**WHAT TO DO:** In the entries below, identify every line with the string "Signature" and copy it.

**SOURCE RECORDS:**
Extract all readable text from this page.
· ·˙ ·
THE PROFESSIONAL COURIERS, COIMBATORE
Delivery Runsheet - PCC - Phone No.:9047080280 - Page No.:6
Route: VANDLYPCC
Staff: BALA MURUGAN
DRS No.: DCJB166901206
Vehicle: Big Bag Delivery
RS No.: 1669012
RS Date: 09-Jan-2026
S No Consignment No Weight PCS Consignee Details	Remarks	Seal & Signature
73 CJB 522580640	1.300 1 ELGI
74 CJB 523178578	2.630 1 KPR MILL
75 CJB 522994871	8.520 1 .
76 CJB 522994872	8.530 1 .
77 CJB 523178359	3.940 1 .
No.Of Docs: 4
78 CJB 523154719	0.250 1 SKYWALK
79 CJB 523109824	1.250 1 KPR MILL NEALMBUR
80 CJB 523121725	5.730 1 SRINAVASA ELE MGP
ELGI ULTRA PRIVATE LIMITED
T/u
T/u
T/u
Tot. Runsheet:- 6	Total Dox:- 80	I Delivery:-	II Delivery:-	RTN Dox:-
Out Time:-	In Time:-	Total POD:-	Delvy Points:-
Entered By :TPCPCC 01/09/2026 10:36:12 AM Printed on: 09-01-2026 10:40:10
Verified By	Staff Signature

**RESPONSE:**
S No Consignment No Weight PCS Consignee Details	Remarks	Seal & Signature
Verified By	Staff Signature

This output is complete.